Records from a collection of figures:

◆ ◆ ◆

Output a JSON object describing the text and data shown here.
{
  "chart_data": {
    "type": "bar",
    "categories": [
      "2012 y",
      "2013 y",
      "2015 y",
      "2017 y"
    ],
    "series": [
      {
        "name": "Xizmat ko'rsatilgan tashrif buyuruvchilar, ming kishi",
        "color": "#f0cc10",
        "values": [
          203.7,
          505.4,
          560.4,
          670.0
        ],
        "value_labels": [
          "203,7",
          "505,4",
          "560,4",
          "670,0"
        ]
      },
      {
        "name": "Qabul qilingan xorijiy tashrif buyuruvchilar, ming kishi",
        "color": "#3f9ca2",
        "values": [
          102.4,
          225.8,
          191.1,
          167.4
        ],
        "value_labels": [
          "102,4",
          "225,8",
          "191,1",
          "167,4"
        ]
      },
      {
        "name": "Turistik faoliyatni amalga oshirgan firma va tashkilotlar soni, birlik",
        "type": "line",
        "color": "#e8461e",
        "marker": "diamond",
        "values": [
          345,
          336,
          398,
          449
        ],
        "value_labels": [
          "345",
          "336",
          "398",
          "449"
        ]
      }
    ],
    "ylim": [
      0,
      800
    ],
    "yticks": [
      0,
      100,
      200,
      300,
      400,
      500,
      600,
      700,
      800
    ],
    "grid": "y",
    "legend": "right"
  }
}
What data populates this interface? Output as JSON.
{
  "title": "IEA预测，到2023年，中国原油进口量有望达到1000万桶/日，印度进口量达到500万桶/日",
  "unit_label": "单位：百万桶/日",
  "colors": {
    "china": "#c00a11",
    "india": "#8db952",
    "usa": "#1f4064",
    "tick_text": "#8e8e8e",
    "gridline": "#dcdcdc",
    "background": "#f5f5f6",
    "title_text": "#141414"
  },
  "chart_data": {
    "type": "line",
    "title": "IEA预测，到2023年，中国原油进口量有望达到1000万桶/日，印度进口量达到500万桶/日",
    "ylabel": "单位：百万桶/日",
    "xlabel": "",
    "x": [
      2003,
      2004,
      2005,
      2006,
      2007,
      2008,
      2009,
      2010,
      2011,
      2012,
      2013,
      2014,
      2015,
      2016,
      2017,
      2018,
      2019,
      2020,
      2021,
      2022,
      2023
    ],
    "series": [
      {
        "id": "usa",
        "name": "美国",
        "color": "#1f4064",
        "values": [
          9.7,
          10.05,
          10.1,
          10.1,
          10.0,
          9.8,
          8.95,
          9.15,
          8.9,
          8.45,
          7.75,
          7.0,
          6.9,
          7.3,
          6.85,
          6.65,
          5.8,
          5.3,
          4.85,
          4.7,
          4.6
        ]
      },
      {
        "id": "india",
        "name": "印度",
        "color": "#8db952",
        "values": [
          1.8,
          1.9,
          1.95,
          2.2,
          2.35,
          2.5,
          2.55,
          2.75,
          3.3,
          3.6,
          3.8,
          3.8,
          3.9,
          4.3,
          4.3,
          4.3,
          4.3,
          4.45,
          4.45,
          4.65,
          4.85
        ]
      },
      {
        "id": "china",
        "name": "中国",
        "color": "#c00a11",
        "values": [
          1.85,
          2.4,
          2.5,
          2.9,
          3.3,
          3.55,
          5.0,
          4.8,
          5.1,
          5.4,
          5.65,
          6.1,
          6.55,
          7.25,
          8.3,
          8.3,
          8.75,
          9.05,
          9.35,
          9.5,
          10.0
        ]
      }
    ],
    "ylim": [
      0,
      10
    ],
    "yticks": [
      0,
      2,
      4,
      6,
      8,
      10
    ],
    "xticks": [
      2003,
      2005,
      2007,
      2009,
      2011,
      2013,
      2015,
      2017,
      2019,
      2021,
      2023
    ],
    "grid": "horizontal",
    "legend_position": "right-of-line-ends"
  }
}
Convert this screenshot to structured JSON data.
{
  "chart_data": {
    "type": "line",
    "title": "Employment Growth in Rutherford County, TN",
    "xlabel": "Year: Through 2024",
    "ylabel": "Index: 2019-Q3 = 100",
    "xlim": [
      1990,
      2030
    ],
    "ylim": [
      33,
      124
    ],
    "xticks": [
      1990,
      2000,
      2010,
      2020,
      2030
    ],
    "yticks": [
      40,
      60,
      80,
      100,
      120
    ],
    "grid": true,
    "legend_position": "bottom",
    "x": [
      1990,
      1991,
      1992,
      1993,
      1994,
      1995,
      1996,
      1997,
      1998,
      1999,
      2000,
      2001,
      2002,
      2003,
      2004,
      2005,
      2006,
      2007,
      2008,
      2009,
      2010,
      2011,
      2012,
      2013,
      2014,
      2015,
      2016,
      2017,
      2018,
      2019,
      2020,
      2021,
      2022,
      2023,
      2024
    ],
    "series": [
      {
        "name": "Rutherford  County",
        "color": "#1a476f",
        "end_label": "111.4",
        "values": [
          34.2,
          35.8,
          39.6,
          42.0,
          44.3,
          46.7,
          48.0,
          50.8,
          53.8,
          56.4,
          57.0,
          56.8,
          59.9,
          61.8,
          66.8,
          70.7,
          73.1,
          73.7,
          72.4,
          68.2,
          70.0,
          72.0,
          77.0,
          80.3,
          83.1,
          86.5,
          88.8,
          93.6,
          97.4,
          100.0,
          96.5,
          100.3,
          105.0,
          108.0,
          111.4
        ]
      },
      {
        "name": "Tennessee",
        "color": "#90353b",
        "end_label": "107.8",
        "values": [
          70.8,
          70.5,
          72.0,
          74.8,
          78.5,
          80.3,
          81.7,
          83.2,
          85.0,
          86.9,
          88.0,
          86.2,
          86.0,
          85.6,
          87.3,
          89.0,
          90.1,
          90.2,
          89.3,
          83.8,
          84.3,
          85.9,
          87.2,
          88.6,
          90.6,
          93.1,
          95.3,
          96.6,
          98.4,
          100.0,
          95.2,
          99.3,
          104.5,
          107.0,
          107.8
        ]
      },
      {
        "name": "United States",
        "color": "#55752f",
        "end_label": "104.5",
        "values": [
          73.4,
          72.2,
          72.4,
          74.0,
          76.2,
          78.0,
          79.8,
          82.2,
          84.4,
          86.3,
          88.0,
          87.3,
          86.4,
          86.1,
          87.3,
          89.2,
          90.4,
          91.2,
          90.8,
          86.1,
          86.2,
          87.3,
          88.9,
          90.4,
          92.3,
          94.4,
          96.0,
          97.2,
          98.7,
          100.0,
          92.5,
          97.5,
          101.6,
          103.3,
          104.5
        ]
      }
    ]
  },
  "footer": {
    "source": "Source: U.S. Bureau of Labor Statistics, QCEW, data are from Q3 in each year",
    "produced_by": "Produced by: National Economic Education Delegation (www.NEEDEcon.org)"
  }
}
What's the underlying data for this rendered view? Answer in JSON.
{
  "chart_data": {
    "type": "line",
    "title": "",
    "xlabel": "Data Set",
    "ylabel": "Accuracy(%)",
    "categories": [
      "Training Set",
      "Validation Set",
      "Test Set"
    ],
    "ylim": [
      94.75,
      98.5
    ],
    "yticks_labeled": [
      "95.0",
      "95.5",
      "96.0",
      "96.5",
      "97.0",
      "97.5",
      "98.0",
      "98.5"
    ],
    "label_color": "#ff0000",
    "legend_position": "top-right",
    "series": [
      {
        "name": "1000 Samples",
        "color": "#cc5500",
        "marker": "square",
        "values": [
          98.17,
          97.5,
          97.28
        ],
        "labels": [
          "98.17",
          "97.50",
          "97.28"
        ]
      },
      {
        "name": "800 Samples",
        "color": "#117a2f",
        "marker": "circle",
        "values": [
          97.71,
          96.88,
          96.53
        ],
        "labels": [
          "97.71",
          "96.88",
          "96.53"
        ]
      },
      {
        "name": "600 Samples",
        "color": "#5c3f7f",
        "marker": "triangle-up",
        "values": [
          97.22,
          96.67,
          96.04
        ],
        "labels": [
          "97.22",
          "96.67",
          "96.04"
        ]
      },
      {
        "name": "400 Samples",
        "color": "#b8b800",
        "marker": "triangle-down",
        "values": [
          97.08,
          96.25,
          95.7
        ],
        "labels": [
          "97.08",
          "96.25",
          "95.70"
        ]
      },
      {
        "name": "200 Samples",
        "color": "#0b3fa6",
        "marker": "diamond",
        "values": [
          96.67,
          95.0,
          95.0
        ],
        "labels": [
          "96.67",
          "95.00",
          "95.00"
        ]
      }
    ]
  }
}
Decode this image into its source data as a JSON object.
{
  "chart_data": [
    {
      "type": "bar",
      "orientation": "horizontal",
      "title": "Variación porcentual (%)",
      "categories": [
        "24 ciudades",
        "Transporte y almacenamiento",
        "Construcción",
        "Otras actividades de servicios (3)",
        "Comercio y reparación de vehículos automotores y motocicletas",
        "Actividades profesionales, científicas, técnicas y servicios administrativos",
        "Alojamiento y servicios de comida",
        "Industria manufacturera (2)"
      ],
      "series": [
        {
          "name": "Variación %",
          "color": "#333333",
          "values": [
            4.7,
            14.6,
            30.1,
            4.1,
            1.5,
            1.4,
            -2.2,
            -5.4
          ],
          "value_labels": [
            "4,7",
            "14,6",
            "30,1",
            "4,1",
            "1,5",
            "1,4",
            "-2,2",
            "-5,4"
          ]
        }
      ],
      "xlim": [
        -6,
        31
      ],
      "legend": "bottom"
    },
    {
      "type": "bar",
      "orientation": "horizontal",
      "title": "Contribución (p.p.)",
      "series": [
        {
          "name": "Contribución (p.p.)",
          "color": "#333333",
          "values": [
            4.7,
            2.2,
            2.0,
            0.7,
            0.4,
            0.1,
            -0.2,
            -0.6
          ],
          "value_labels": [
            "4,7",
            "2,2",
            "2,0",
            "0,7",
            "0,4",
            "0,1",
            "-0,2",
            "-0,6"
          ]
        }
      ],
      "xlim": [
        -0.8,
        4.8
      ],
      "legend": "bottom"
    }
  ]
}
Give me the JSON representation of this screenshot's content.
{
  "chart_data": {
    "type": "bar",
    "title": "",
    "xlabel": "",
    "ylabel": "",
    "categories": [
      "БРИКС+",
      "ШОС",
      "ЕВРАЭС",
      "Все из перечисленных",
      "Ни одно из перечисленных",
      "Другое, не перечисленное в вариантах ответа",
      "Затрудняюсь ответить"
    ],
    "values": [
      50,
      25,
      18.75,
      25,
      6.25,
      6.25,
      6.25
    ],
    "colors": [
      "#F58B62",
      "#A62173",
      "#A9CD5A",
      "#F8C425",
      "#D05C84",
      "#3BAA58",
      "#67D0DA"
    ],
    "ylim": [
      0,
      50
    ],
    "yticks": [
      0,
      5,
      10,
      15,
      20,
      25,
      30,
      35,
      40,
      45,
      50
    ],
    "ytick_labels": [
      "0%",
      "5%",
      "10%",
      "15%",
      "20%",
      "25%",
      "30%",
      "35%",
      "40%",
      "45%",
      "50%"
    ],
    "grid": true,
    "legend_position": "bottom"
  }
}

◆ ◆ ◆

Exercise details: Look through the entries above and count each line holding "IEA预测"; report the count alone.

Completed task: 2